(Data records)
◇ ◇ ◇
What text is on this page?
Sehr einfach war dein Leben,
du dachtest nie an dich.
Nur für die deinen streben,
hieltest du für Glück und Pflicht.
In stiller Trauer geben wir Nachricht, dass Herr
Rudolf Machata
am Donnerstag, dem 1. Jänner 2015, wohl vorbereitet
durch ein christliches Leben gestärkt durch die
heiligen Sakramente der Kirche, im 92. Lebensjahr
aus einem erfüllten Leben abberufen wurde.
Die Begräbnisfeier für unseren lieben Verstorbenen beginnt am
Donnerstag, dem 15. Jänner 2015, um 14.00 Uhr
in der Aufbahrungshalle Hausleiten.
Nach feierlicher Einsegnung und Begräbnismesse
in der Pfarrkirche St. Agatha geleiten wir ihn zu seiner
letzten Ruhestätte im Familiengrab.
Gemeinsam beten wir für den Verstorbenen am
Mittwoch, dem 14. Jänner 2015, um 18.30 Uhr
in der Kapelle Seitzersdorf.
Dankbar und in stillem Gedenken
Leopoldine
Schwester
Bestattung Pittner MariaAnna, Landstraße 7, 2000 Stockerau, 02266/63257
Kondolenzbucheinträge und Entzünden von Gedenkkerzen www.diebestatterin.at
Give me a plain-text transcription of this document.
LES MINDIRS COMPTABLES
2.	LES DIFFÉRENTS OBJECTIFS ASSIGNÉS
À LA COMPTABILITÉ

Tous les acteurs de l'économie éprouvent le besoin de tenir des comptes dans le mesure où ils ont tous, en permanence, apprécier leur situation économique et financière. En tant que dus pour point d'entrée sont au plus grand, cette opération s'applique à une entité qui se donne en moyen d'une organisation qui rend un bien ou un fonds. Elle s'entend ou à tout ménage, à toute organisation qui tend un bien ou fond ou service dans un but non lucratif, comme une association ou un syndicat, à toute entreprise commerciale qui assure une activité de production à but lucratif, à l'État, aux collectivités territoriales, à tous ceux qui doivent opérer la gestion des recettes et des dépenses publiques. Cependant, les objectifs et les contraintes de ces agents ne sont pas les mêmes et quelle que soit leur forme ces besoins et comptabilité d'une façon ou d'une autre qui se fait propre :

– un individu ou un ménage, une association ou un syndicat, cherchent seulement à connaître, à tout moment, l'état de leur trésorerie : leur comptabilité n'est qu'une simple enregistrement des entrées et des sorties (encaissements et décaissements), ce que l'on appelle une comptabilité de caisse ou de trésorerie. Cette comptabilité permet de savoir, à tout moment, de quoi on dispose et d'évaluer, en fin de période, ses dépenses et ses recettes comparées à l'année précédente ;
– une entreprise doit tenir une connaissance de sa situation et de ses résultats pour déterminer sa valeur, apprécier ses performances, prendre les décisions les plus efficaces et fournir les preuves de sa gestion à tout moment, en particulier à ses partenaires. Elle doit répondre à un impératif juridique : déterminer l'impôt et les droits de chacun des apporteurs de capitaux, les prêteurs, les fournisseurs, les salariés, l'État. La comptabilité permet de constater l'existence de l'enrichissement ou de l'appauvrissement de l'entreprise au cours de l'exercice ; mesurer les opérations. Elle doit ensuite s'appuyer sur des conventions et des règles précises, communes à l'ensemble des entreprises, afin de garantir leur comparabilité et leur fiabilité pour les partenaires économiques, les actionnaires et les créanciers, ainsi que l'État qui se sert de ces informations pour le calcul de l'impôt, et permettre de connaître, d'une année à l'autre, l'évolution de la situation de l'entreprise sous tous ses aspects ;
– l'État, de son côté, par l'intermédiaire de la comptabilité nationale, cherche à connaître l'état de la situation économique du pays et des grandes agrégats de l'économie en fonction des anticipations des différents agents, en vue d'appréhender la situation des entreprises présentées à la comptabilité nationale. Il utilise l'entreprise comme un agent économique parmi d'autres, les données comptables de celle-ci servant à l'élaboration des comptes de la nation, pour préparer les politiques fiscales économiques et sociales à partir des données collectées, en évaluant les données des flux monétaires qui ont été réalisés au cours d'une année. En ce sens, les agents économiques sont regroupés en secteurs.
◇ ◇ ◇
- GOAL OF THE EXERCISE -
Reproduce the listing in full. Keep it exactly as written.

- EXPECTED ANSWER -
What text is on this page?
Sehr einfach war dein Leben,
du dachtest nie an dich.
Nur für die deinen streben,
hieltest du für Glück und Pflicht.
In stiller Trauer geben wir Nachricht, dass Herr
Rudolf Machata
am Donnerstag, dem 1. Jänner 2015, wohl vorbereitet
durch ein christliches Leben gestärkt durch die
heiligen Sakramente der Kirche, im 92. Lebensjahr
aus einem erfüllten Leben abberufen wurde.
Die Begräbnisfeier für unseren lieben Verstorbenen beginnt am
Donnerstag, dem 15. Jänner 2015, um 14.00 Uhr
in der Aufbahrungshalle Hausleiten.
Nach feierlicher Einsegnung und Begräbnismesse
in der Pfarrkirche St. Agatha geleiten wir ihn zu seiner
letzten Ruhestätte im Familiengrab.
Gemeinsam beten wir für den Verstorbenen am
Mittwoch, dem 14. Jänner 2015, um 18.30 Uhr
in der Kapelle Seitzersdorf.
Dankbar und in stillem Gedenken
Leopoldine
Schwester
Bestattung Pittner MariaAnna, Landstraße 7, 2000 Stockerau, 02266/63257
Kondolenzbucheinträge und Entzünden von Gedenkkerzen www.diebestatterin.at
Give me a plain-text transcription of this document.
LES MINDIRS COMPTABLES
2.	LES DIFFÉRENTS OBJECTIFS ASSIGNÉS
À LA COMPTABILITÉ

Tous les acteurs de l'économie éprouvent le besoin de tenir des comptes dans le mesure où ils ont tous, en permanence, apprécier leur situation économique et financière. En tant que dus pour point d'entrée sont au plus grand, cette opération s'applique à une entité qui se donne en moyen d'une organisation qui rend un bien ou un fonds. Elle s'entend ou à tout ménage, à toute organisation qui tend un bien ou fond ou service dans un but non lucratif, comme une association ou un syndicat, à toute entreprise commerciale qui assure une activité de production à but lucratif, à l'État, aux collectivités territoriales, à tous ceux qui doivent opérer la gestion des recettes et des dépenses publiques. Cependant, les objectifs et les contraintes de ces agents ne sont pas les mêmes et quelle que soit leur forme ces besoins et comptabilité d'une façon ou d'une autre qui se fait propre :

– un individu ou un ménage, une association ou un syndicat, cherchent seulement à connaître, à tout moment, l'état de leur trésorerie : leur comptabilité n'est qu'une simple enregistrement des entrées et des sorties (encaissements et décaissements), ce que l'on appelle une comptabilité de caisse ou de trésorerie. Cette comptabilité permet de savoir, à tout moment, de quoi on dispose et d'évaluer, en fin de période, ses dépenses et ses recettes comparées à l'année précédente ;
– une entreprise doit tenir une connaissance de sa situation et de ses résultats pour déterminer sa valeur, apprécier ses performances, prendre les décisions les plus efficaces et fournir les preuves de sa gestion à tout moment, en particulier à ses partenaires. Elle doit répondre à un impératif juridique : déterminer l'impôt et les droits de chacun des apporteurs de capitaux, les prêteurs, les fournisseurs, les salariés, l'État. La comptabilité permet de constater l'existence de l'enrichissement ou de l'appauvrissement de l'entreprise au cours de l'exercice ; mesurer les opérations. Elle doit ensuite s'appuyer sur des conventions et des règles précises, communes à l'ensemble des entreprises, afin de garantir leur comparabilité et leur fiabilité pour les partenaires économiques, les actionnaires et les créanciers, ainsi que l'État qui se sert de ces informations pour le calcul de l'impôt, et permettre de connaître, d'une année à l'autre, l'évolution de la situation de l'entreprise sous tous ses aspects ;
– l'État, de son côté, par l'intermédiaire de la comptabilité nationale, cherche à connaître l'état de la situation économique du pays et des grandes agrégats de l'économie en fonction des anticipations des différents agents, en vue d'appréhender la situation des entreprises présentées à la comptabilité nationale. Il utilise l'entreprise comme un agent économique parmi d'autres, les données comptables de celle-ci servant à l'élaboration des comptes de la nation, pour préparer les politiques fiscales économiques et sociales à partir des données collectées, en évaluant les données des flux monétaires qui ont été réalisés au cours d'une année. En ce sens, les agents économiques sont regroupés en secteurs.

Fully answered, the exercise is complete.